=== JOB ===
Wherever the word "What" shows up in a line, please copy that line.

Collected data:
——————————

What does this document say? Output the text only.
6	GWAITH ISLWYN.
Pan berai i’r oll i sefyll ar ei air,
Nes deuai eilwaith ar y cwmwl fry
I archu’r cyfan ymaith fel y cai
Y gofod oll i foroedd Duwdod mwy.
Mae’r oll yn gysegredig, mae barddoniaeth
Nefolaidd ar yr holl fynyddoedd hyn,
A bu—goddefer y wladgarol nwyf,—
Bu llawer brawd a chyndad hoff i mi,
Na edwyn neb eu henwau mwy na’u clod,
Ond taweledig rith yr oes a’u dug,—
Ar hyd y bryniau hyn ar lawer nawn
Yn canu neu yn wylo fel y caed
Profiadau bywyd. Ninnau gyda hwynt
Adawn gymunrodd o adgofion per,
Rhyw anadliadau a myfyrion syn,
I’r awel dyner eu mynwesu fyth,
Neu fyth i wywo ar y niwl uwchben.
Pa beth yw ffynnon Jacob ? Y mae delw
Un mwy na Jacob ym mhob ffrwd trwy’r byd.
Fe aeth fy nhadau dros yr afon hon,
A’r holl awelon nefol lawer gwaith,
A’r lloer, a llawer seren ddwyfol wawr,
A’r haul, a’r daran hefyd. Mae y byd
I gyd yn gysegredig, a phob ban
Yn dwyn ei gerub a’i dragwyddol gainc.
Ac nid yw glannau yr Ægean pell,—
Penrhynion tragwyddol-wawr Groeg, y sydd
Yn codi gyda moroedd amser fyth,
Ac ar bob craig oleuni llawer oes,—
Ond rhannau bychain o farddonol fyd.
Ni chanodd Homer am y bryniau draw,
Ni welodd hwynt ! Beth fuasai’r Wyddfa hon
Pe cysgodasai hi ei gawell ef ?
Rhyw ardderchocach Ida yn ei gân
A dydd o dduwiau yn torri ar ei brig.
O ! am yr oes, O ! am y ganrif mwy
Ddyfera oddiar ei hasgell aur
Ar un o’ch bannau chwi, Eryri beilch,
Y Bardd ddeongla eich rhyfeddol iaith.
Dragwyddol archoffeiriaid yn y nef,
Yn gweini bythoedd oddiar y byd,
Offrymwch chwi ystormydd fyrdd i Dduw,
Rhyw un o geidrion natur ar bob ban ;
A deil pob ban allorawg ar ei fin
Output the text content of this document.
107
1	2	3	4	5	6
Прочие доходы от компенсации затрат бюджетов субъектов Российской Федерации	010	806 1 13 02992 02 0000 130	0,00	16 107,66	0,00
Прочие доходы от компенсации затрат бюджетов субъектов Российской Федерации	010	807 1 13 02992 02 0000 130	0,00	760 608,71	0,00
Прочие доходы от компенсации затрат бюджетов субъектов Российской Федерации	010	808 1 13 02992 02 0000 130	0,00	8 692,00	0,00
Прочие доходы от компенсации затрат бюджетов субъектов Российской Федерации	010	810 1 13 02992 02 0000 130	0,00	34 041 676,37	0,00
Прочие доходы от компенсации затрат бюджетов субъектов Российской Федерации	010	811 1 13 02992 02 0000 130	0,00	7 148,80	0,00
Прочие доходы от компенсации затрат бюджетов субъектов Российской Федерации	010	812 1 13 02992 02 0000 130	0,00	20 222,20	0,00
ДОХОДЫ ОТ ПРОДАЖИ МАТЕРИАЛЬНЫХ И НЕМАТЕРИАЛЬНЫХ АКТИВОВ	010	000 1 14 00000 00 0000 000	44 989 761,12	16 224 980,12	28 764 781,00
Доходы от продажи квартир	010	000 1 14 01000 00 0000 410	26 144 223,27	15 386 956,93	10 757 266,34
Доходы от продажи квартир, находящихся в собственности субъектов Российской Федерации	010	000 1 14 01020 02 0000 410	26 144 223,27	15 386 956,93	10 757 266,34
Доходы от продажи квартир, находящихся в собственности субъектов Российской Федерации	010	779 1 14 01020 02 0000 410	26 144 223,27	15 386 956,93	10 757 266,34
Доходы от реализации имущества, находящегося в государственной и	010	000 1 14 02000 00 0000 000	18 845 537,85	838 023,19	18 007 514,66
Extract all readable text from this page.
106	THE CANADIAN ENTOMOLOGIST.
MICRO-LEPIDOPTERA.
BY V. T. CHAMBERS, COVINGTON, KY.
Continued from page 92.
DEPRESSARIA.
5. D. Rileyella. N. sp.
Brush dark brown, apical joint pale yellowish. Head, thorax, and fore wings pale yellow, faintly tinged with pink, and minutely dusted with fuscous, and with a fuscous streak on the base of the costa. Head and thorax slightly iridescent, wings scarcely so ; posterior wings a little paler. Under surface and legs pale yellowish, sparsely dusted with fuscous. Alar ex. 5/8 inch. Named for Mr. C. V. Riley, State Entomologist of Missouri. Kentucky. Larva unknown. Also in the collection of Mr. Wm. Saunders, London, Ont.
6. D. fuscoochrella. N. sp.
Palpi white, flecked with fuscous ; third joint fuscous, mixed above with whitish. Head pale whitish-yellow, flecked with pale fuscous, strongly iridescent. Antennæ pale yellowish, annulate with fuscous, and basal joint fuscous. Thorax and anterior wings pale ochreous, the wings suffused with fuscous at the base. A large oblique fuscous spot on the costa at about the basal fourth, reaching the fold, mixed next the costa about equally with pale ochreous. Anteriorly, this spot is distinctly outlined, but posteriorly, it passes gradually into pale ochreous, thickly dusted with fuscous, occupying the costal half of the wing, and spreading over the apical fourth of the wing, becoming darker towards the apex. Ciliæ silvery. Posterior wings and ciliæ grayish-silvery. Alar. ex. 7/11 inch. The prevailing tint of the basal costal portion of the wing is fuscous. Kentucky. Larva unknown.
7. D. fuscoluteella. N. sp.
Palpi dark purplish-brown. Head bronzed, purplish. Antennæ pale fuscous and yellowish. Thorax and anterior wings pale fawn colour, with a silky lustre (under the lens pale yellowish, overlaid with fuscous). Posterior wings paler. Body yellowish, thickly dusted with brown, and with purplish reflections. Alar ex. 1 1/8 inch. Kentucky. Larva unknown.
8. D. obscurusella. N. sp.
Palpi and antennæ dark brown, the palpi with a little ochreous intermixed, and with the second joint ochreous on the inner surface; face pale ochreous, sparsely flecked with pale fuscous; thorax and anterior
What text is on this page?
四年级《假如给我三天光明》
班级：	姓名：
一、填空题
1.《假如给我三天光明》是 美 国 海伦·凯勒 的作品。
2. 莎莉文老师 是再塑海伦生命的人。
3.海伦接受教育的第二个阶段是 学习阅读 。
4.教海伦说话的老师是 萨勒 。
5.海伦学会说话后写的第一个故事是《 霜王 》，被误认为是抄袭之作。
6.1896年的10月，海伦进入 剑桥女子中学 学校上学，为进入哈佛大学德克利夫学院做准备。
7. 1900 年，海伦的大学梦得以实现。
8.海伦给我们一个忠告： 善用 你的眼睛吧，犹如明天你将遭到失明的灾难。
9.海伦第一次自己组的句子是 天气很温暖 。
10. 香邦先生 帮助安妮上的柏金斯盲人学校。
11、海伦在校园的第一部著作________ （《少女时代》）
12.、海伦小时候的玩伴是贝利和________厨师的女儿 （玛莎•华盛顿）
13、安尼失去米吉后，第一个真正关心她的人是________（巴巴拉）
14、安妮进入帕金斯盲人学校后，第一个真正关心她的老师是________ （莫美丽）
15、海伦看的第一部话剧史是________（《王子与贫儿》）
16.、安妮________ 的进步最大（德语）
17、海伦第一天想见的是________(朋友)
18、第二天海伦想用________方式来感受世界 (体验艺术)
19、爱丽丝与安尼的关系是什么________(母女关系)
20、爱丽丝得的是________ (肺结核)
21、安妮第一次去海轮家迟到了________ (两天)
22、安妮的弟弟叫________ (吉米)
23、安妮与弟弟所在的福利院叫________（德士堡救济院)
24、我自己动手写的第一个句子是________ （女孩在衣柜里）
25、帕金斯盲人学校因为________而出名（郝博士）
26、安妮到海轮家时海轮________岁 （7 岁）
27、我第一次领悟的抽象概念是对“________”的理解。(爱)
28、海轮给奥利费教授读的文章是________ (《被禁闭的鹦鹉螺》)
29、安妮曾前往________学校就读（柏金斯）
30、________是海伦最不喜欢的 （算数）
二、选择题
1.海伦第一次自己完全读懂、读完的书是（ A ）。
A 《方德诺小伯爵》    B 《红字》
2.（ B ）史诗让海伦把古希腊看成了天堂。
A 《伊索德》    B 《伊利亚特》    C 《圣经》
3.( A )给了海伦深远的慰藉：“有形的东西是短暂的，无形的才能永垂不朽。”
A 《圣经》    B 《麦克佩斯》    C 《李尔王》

——————————

=== RESULT FOR THIS EXERCISE ===
What does this document say? Output the text only.
What text is on this page?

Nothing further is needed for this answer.